Copy out the listing that follows line for line, without changing anything.

____

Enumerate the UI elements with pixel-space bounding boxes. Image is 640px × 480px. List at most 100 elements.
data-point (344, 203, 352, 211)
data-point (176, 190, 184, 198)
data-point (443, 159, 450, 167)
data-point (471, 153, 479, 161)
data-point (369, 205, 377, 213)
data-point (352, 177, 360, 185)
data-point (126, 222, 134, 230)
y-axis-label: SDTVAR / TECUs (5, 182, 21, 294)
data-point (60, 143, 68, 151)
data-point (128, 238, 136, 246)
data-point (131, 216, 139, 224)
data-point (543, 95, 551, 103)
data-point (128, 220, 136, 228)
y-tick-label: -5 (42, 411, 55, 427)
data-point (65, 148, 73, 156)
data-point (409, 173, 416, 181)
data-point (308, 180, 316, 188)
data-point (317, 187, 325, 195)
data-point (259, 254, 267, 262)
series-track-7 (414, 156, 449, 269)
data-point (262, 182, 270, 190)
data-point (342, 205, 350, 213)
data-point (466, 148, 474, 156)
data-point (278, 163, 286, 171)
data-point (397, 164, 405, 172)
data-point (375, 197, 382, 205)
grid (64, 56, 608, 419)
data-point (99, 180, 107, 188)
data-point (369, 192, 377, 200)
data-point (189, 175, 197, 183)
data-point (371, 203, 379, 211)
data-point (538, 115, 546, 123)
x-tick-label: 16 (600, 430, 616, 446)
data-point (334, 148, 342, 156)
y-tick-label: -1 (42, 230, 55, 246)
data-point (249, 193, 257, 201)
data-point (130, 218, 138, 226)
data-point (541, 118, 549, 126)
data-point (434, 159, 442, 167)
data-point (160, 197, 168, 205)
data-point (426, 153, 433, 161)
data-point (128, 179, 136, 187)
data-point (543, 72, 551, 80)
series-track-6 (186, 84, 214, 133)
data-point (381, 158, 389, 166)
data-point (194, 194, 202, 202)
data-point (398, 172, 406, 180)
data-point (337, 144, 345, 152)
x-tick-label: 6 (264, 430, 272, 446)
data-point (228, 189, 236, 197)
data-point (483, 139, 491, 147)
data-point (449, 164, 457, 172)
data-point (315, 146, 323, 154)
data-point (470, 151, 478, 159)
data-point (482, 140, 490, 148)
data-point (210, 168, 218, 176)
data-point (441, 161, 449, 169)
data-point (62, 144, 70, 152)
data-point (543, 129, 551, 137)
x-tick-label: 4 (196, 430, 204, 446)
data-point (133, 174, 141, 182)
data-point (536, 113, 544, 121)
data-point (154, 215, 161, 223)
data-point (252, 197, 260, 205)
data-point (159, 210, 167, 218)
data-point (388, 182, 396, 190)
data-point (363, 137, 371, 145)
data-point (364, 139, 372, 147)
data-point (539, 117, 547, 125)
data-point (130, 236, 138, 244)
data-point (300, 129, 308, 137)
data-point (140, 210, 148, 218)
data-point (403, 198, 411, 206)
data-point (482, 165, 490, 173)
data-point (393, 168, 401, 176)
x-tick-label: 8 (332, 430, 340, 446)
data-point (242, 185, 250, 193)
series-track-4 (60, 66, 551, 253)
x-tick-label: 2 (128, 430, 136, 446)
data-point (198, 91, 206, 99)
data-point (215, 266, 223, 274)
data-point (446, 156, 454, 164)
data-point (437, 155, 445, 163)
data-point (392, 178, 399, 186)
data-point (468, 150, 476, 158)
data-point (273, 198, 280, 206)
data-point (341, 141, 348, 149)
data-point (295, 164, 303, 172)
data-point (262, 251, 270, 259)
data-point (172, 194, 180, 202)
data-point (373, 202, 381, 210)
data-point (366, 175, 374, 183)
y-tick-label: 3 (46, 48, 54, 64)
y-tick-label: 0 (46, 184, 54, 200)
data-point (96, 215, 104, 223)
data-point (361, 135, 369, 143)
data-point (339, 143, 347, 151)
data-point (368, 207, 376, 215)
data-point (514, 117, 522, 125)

____

■ Result for this exercise:
Enumerate the UI elements with pixel-space bounding boxes. Image is 640px × 480px. List at most 100 elements.
data-point (344, 203, 352, 211)
data-point (176, 190, 184, 198)
data-point (443, 159, 450, 167)
data-point (471, 153, 479, 161)
data-point (369, 205, 377, 213)
data-point (352, 177, 360, 185)
data-point (126, 222, 134, 230)
y-axis-label: SDTVAR / TECUs (5, 182, 21, 294)
data-point (60, 143, 68, 151)
data-point (128, 238, 136, 246)
data-point (131, 216, 139, 224)
data-point (543, 95, 551, 103)
data-point (128, 220, 136, 228)
y-tick-label: -5 (42, 411, 55, 427)
data-point (65, 148, 73, 156)
data-point (409, 173, 416, 181)
data-point (308, 180, 316, 188)
data-point (317, 187, 325, 195)
data-point (259, 254, 267, 262)
series-track-7 (414, 156, 449, 269)
data-point (262, 182, 270, 190)
data-point (342, 205, 350, 213)
data-point (466, 148, 474, 156)
data-point (278, 163, 286, 171)
data-point (397, 164, 405, 172)
data-point (375, 197, 382, 205)
grid (64, 56, 608, 419)
data-point (99, 180, 107, 188)
data-point (369, 192, 377, 200)
data-point (189, 175, 197, 183)
data-point (371, 203, 379, 211)
data-point (538, 115, 546, 123)
x-tick-label: 16 (600, 430, 616, 446)
data-point (334, 148, 342, 156)
y-tick-label: -1 (42, 230, 55, 246)
data-point (249, 193, 257, 201)
data-point (130, 218, 138, 226)
data-point (541, 118, 549, 126)
data-point (434, 159, 442, 167)
data-point (160, 197, 168, 205)
data-point (426, 153, 433, 161)
data-point (128, 179, 136, 187)
data-point (543, 72, 551, 80)
series-track-6 (186, 84, 214, 133)
data-point (381, 158, 389, 166)
data-point (194, 194, 202, 202)
data-point (398, 172, 406, 180)
data-point (337, 144, 345, 152)
x-tick-label: 6 (264, 430, 272, 446)
data-point (228, 189, 236, 197)
data-point (483, 139, 491, 147)
data-point (449, 164, 457, 172)
data-point (315, 146, 323, 154)
data-point (470, 151, 478, 159)
data-point (482, 140, 490, 148)
data-point (210, 168, 218, 176)
data-point (441, 161, 449, 169)
data-point (62, 144, 70, 152)
data-point (543, 129, 551, 137)
x-tick-label: 4 (196, 430, 204, 446)
data-point (133, 174, 141, 182)
data-point (536, 113, 544, 121)
data-point (154, 215, 161, 223)
data-point (252, 197, 260, 205)
data-point (159, 210, 167, 218)
data-point (388, 182, 396, 190)
data-point (363, 137, 371, 145)
data-point (364, 139, 372, 147)
data-point (539, 117, 547, 125)
data-point (130, 236, 138, 244)
data-point (300, 129, 308, 137)
data-point (140, 210, 148, 218)
data-point (403, 198, 411, 206)
data-point (482, 165, 490, 173)
data-point (393, 168, 401, 176)
x-tick-label: 8 (332, 430, 340, 446)
data-point (242, 185, 250, 193)
series-track-4 (60, 66, 551, 253)
x-tick-label: 2 (128, 430, 136, 446)
data-point (198, 91, 206, 99)
data-point (215, 266, 223, 274)
data-point (446, 156, 454, 164)
data-point (437, 155, 445, 163)
data-point (392, 178, 399, 186)
data-point (468, 150, 476, 158)
data-point (273, 198, 280, 206)
data-point (341, 141, 348, 149)
data-point (295, 164, 303, 172)
data-point (262, 251, 270, 259)
data-point (172, 194, 180, 202)
data-point (373, 202, 381, 210)
data-point (366, 175, 374, 183)
y-tick-label: 3 (46, 48, 54, 64)
y-tick-label: 0 (46, 184, 54, 200)
data-point (96, 215, 104, 223)
data-point (361, 135, 369, 143)
data-point (339, 143, 347, 151)
data-point (368, 207, 376, 215)
data-point (514, 117, 522, 125)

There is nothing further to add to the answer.